■ **PROVIDED RECORDS**:

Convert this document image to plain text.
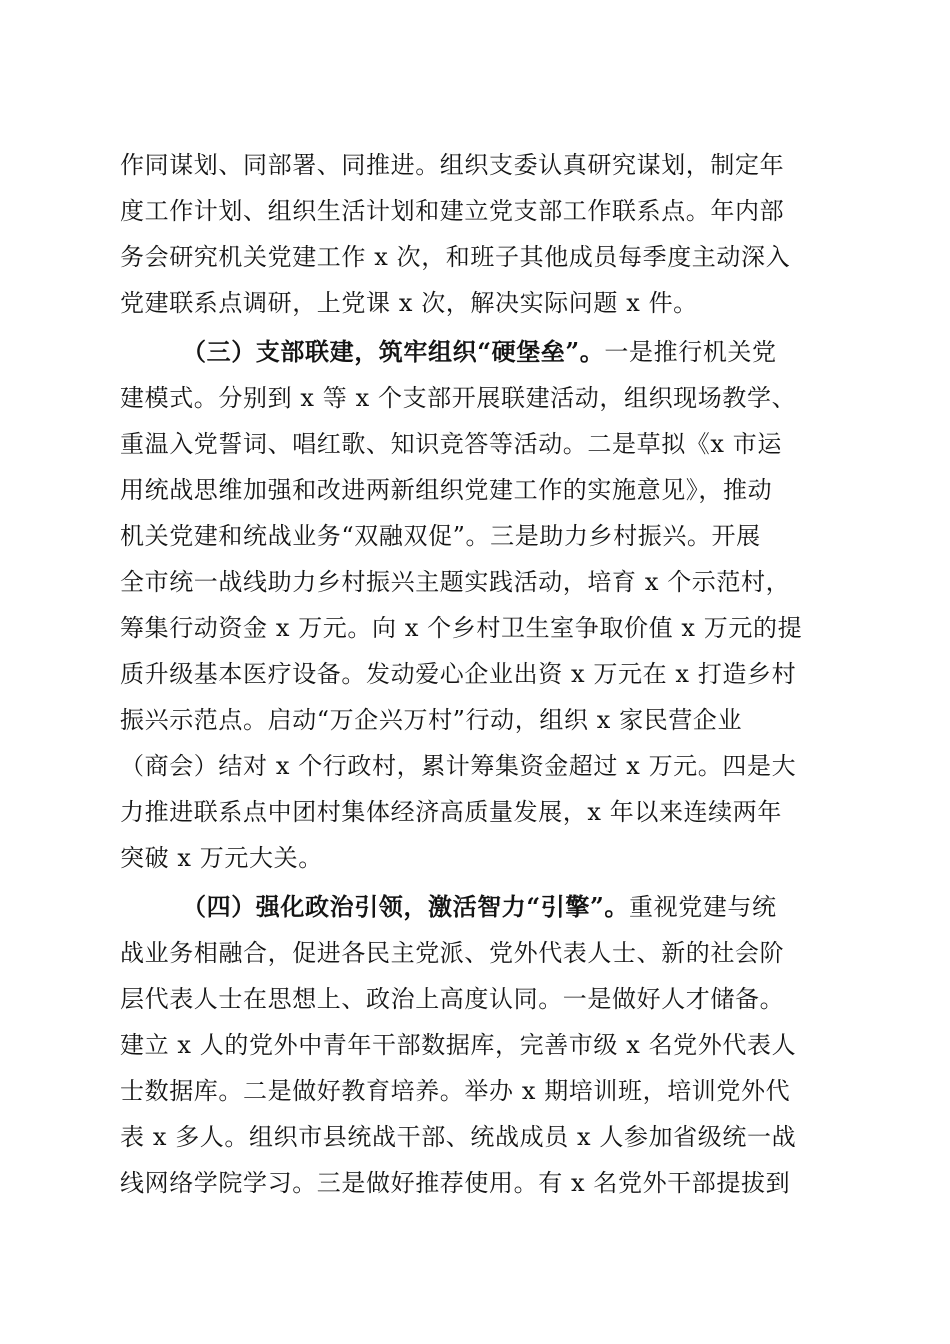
作同谋划、同部署、同推进。组织支委认真研究谋划，制定年
度工作计划、组织生活计划和建立党支部工作联系点。年内部
务会研究机关党建工作 x 次，和班子其他成员每季度主动深入
党建联系点调研，上党课 x 次，解决实际问题 x 件。
（三）支部联建，筑牢组织“硬堡垒”。一是推行机关党
建模式。分别到 x 等 x 个支部开展联建活动，组织现场教学、
重温入党誓词、唱红歌、知识竞答等活动。二是草拟《x 市运
用统战思维加强和改进两新组织党建工作的实施意见》，推动
机关党建和统战业务“双融双促”。三是助力乡村振兴。开展
全市统一战线助力乡村振兴主题实践活动，培育 x 个示范村，
筹集行动资金 x 万元。向 x 个乡村卫生室争取价值 x 万元的提
质升级基本医疗设备。发动爱心企业出资 x 万元在 x 打造乡村
振兴示范点。启动“万企兴万村”行动，组织 x 家民营企业
（商会）结对 x 个行政村，累计筹集资金超过 x 万元。四是大
力推进联系点中团村集体经济高质量发展，x 年以来连续两年
突破 x 万元大关。
（四）强化政治引领，激活智力“引擎”。重视党建与统
战业务相融合，促进各民主党派、党外代表人士、新的社会阶
层代表人士在思想上、政治上高度认同。一是做好人才储备。
建立 x 人的党外中青年干部数据库，完善市级 x 名党外代表人
士数据库。二是做好教育培养。举办 x 期培训班，培训党外代
表 x 多人。组织市县统战干部、统战成员 x 人参加省级统一战
线网络学院学习。三是做好推荐使用。有 x 名党外干部提拔到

■ **SHORT PROBLEM**:
Take the listing above and restate it word for word, without its pictures.

■ **COMPLETE ANSWER**:
Convert this document image to plain text.
作同谋划、同部署、同推进。组织支委认真研究谋划，制定年
度工作计划、组织生活计划和建立党支部工作联系点。年内部
务会研究机关党建工作 x 次，和班子其他成员每季度主动深入
党建联系点调研，上党课 x 次，解决实际问题 x 件。
（三）支部联建，筑牢组织“硬堡垒”。一是推行机关党
建模式。分别到 x 等 x 个支部开展联建活动，组织现场教学、
重温入党誓词、唱红歌、知识竞答等活动。二是草拟《x 市运
用统战思维加强和改进两新组织党建工作的实施意见》，推动
机关党建和统战业务“双融双促”。三是助力乡村振兴。开展
全市统一战线助力乡村振兴主题实践活动，培育 x 个示范村，
筹集行动资金 x 万元。向 x 个乡村卫生室争取价值 x 万元的提
质升级基本医疗设备。发动爱心企业出资 x 万元在 x 打造乡村
振兴示范点。启动“万企兴万村”行动，组织 x 家民营企业
（商会）结对 x 个行政村，累计筹集资金超过 x 万元。四是大
力推进联系点中团村集体经济高质量发展，x 年以来连续两年
突破 x 万元大关。
（四）强化政治引领，激活智力“引擎”。重视党建与统
战业务相融合，促进各民主党派、党外代表人士、新的社会阶
层代表人士在思想上、政治上高度认同。一是做好人才储备。
建立 x 人的党外中青年干部数据库，完善市级 x 名党外代表人
士数据库。二是做好教育培养。举办 x 期培训班，培训党外代
表 x 多人。组织市县统战干部、统战成员 x 人参加省级统一战
线网络学院学习。三是做好推荐使用。有 x 名党外干部提拔到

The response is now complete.